INFORMATION GIVEN:
________________
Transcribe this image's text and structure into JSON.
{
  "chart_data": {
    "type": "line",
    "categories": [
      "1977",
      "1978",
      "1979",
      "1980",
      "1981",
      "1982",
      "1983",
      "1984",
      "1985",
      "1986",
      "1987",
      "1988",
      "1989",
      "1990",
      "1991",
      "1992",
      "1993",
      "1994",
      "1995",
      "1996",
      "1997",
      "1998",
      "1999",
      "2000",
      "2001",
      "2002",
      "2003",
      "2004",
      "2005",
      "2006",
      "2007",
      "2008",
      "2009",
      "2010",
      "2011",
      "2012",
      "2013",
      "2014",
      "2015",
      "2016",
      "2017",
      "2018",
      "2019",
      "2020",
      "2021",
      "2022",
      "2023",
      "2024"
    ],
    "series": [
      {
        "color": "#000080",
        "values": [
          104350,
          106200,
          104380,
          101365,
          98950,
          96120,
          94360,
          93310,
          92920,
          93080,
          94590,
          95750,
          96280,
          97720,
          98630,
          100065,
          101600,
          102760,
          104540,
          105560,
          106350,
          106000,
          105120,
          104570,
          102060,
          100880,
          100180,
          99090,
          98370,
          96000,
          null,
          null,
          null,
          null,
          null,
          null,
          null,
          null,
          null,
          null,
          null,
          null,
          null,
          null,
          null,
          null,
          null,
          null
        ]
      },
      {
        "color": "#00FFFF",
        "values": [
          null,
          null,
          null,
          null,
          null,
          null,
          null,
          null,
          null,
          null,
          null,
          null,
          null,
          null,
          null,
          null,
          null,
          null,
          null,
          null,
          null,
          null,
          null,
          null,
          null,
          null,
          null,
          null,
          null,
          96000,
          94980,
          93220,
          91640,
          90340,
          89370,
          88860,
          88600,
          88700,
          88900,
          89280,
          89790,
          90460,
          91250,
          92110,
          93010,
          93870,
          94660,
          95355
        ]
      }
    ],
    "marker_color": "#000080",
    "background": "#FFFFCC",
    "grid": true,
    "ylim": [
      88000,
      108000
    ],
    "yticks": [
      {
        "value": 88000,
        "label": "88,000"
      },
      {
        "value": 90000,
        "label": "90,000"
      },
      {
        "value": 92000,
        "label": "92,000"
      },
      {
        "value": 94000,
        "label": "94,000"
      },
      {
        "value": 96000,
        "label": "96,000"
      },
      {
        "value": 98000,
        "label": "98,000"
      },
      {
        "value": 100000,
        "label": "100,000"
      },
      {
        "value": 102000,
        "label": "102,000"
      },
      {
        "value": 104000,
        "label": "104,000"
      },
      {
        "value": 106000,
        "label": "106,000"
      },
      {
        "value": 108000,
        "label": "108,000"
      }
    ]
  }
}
________________
STATED PROBLEM:
Return all the lines that contain the string "label".

RESULT FOR THIS EXERCISE:
        "label": "88,000"
        "label": "90,000"
        "label": "92,000"
        "label": "94,000"
        "label": "96,000"
        "label": "98,000"
        "label": "100,000"
        "label": "102,000"
        "label": "104,000"
        "label": "106,000"
        "label": "108,000"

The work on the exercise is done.